Supplied data
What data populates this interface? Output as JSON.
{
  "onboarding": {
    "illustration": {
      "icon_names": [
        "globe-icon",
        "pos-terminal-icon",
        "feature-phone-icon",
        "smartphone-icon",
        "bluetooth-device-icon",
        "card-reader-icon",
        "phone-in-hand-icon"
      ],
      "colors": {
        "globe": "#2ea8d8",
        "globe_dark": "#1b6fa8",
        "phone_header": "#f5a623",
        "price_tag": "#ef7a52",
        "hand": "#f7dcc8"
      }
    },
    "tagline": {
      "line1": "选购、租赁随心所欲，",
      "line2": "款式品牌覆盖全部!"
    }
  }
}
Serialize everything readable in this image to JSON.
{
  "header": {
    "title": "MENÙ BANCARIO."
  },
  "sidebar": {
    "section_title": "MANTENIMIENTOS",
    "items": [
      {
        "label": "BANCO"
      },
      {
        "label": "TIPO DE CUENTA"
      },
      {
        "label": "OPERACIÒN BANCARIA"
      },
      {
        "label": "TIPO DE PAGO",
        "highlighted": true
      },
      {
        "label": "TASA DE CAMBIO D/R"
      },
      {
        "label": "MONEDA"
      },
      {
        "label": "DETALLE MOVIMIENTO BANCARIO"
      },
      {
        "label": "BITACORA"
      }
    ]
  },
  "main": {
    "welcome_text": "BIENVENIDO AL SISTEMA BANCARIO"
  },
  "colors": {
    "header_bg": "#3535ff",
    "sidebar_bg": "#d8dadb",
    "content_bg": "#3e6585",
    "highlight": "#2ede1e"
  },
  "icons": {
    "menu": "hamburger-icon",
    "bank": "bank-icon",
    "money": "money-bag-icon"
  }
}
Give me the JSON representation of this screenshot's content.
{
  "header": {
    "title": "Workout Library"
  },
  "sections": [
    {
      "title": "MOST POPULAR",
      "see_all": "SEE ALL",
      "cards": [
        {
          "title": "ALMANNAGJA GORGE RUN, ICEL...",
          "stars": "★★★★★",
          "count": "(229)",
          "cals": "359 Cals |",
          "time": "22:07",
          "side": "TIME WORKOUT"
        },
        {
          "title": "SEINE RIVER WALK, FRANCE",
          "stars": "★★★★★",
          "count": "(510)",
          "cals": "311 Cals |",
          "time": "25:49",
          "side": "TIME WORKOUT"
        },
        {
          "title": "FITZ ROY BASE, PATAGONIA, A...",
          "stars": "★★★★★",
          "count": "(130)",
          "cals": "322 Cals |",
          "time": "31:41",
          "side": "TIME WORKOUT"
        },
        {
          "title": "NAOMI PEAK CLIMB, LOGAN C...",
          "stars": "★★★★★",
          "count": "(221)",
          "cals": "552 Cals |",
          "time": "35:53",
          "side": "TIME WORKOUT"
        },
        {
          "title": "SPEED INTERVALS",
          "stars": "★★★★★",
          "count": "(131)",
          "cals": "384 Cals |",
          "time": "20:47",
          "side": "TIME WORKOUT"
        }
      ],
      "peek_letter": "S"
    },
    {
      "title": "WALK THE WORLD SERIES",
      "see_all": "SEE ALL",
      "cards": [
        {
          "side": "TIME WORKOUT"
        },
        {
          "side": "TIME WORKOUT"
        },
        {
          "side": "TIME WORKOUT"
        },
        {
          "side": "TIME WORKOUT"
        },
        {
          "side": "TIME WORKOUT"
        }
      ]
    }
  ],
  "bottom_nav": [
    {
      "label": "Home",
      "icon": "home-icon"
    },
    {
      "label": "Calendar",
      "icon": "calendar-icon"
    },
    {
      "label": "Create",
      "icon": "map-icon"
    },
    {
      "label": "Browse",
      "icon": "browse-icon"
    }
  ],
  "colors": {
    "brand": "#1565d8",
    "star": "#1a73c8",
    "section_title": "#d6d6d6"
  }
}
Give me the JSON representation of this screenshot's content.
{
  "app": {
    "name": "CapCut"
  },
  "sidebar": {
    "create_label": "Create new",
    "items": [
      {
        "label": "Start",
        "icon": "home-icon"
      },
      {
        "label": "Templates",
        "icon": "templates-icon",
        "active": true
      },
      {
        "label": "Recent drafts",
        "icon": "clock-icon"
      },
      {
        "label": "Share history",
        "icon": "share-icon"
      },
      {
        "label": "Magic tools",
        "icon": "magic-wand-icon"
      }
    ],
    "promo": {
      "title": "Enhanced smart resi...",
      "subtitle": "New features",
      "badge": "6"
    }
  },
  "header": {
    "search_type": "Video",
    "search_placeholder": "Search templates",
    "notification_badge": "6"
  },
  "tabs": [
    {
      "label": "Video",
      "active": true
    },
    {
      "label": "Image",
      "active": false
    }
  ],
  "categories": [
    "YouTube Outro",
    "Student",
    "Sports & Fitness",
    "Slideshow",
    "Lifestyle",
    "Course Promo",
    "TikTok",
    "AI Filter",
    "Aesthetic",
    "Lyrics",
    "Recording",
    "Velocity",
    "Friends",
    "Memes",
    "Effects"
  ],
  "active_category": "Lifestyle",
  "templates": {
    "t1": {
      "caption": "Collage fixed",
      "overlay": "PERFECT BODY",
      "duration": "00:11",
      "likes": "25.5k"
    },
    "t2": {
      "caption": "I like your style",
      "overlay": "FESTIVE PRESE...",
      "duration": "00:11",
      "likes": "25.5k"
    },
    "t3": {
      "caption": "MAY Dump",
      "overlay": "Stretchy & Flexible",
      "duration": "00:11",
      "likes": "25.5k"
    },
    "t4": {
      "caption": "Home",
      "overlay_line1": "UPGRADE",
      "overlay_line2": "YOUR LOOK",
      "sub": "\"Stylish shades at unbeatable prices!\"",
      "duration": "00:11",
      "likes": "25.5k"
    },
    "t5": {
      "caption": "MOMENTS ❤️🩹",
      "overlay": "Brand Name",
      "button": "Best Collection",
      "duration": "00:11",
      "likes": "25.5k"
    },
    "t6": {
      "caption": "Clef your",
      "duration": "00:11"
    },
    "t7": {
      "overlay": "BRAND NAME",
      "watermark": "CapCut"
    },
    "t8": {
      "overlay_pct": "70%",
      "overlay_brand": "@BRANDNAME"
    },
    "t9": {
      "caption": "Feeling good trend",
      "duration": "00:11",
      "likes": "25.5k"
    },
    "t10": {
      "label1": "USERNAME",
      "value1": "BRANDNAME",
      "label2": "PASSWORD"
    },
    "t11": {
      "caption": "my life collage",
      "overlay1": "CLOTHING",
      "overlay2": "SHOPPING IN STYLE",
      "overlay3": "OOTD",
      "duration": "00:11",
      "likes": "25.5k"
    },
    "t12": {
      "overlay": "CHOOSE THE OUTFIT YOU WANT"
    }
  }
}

Exercise aim
Write the data out again in full and exactly.

Exercise answer
What data populates this interface? Output as JSON.
{
  "onboarding": {
    "illustration": {
      "icon_names": [
        "globe-icon",
        "pos-terminal-icon",
        "feature-phone-icon",
        "smartphone-icon",
        "bluetooth-device-icon",
        "card-reader-icon",
        "phone-in-hand-icon"
      ],
      "colors": {
        "globe": "#2ea8d8",
        "globe_dark": "#1b6fa8",
        "phone_header": "#f5a623",
        "price_tag": "#ef7a52",
        "hand": "#f7dcc8"
      }
    },
    "tagline": {
      "line1": "选购、租赁随心所欲，",
      "line2": "款式品牌覆盖全部!"
    }
  }
}
Serialize everything readable in this image to JSON.
{
  "header": {
    "title": "MENÙ BANCARIO."
  },
  "sidebar": {
    "section_title": "MANTENIMIENTOS",
    "items": [
      {
        "label": "BANCO"
      },
      {
        "label": "TIPO DE CUENTA"
      },
      {
        "label": "OPERACIÒN BANCARIA"
      },
      {
        "label": "TIPO DE PAGO",
        "highlighted": true
      },
      {
        "label": "TASA DE CAMBIO D/R"
      },
      {
        "label": "MONEDA"
      },
      {
        "label": "DETALLE MOVIMIENTO BANCARIO"
      },
      {
        "label": "BITACORA"
      }
    ]
  },
  "main": {
    "welcome_text": "BIENVENIDO AL SISTEMA BANCARIO"
  },
  "colors": {
    "header_bg": "#3535ff",
    "sidebar_bg": "#d8dadb",
    "content_bg": "#3e6585",
    "highlight": "#2ede1e"
  },
  "icons": {
    "menu": "hamburger-icon",
    "bank": "bank-icon",
    "money": "money-bag-icon"
  }
}
Give me the JSON representation of this screenshot's content.
{
  "header": {
    "title": "Workout Library"
  },
  "sections": [
    {
      "title": "MOST POPULAR",
      "see_all": "SEE ALL",
      "cards": [
        {
          "title": "ALMANNAGJA GORGE RUN, ICEL...",
          "stars": "★★★★★",
          "count": "(229)",
          "cals": "359 Cals |",
          "time": "22:07",
          "side": "TIME WORKOUT"
        },
        {
          "title": "SEINE RIVER WALK, FRANCE",
          "stars": "★★★★★",
          "count": "(510)",
          "cals": "311 Cals |",
          "time": "25:49",
          "side": "TIME WORKOUT"
        },
        {
          "title": "FITZ ROY BASE, PATAGONIA, A...",
          "stars": "★★★★★",
          "count": "(130)",
          "cals": "322 Cals |",
          "time": "31:41",
          "side": "TIME WORKOUT"
        },
        {
          "title": "NAOMI PEAK CLIMB, LOGAN C...",
          "stars": "★★★★★",
          "count": "(221)",
          "cals": "552 Cals |",
          "time": "35:53",
          "side": "TIME WORKOUT"
        },
        {
          "title": "SPEED INTERVALS",
          "stars": "★★★★★",
          "count": "(131)",
          "cals": "384 Cals |",
          "time": "20:47",
          "side": "TIME WORKOUT"
        }
      ],
      "peek_letter": "S"
    },
    {
      "title": "WALK THE WORLD SERIES",
      "see_all": "SEE ALL",
      "cards": [
        {
          "side": "TIME WORKOUT"
        },
        {
          "side": "TIME WORKOUT"
        },
        {
          "side": "TIME WORKOUT"
        },
        {
          "side": "TIME WORKOUT"
        },
        {
          "side": "TIME WORKOUT"
        }
      ]
    }
  ],
  "bottom_nav": [
    {
      "label": "Home",
      "icon": "home-icon"
    },
    {
      "label": "Calendar",
      "icon": "calendar-icon"
    },
    {
      "label": "Create",
      "icon": "map-icon"
    },
    {
      "label": "Browse",
      "icon": "browse-icon"
    }
  ],
  "colors": {
    "brand": "#1565d8",
    "star": "#1a73c8",
    "section_title": "#d6d6d6"
  }
}
Give me the JSON representation of this screenshot's content.
{
  "app": {
    "name": "CapCut"
  },
  "sidebar": {
    "create_label": "Create new",
    "items": [
      {
        "label": "Start",
        "icon": "home-icon"
      },
      {
        "label": "Templates",
        "icon": "templates-icon",
        "active": true
      },
      {
        "label": "Recent drafts",
        "icon": "clock-icon"
      },
      {
        "label": "Share history",
        "icon": "share-icon"
      },
      {
        "label": "Magic tools",
        "icon": "magic-wand-icon"
      }
    ],
    "promo": {
      "title": "Enhanced smart resi...",
      "subtitle": "New features",
      "badge": "6"
    }
  },
  "header": {
    "search_type": "Video",
    "search_placeholder": "Search templates",
    "notification_badge": "6"
  },
  "tabs": [
    {
      "label": "Video",
      "active": true
    },
    {
      "label": "Image",
      "active": false
    }
  ],
  "categories": [
    "YouTube Outro",
    "Student",
    "Sports & Fitness",
    "Slideshow",
    "Lifestyle",
    "Course Promo",
    "TikTok",
    "AI Filter",
    "Aesthetic",
    "Lyrics",
    "Recording",
    "Velocity",
    "Friends",
    "Memes",
    "Effects"
  ],
  "active_category": "Lifestyle",
  "templates": {
    "t1": {
      "caption": "Collage fixed",
      "overlay": "PERFECT BODY",
      "duration": "00:11",
      "likes": "25.5k"
    },
    "t2": {
      "caption": "I like your style",
      "overlay": "FESTIVE PRESE...",
      "duration": "00:11",
      "likes": "25.5k"
    },
    "t3": {
      "caption": "MAY Dump",
      "overlay": "Stretchy & Flexible",
      "duration": "00:11",
      "likes": "25.5k"
    },
    "t4": {
      "caption": "Home",
      "overlay_line1": "UPGRADE",
      "overlay_line2": "YOUR LOOK",
      "sub": "\"Stylish shades at unbeatable prices!\"",
      "duration": "00:11",
      "likes": "25.5k"
    },
    "t5": {
      "caption": "MOMENTS ❤️🩹",
      "overlay": "Brand Name",
      "button": "Best Collection",
      "duration": "00:11",
      "likes": "25.5k"
    },
    "t6": {
      "caption": "Clef your",
      "duration": "00:11"
    },
    "t7": {
      "overlay": "BRAND NAME",
      "watermark": "CapCut"
    },
    "t8": {
      "overlay_pct": "70%",
      "overlay_brand": "@BRANDNAME"
    },
    "t9": {
      "caption": "Feeling good trend",
      "duration": "00:11",
      "likes": "25.5k"
    },
    "t10": {
      "label1": "USERNAME",
      "value1": "BRANDNAME",
      "label2": "PASSWORD"
    },
    "t11": {
      "caption": "my life collage",
      "overlay1": "CLOTHING",
      "overlay2": "SHOPPING IN STYLE",
      "overlay3": "OOTD",
      "duration": "00:11",
      "likes": "25.5k"
    },
    "t12": {
      "overlay": "CHOOSE THE OUTFIT YOU WANT"
    }
  }
}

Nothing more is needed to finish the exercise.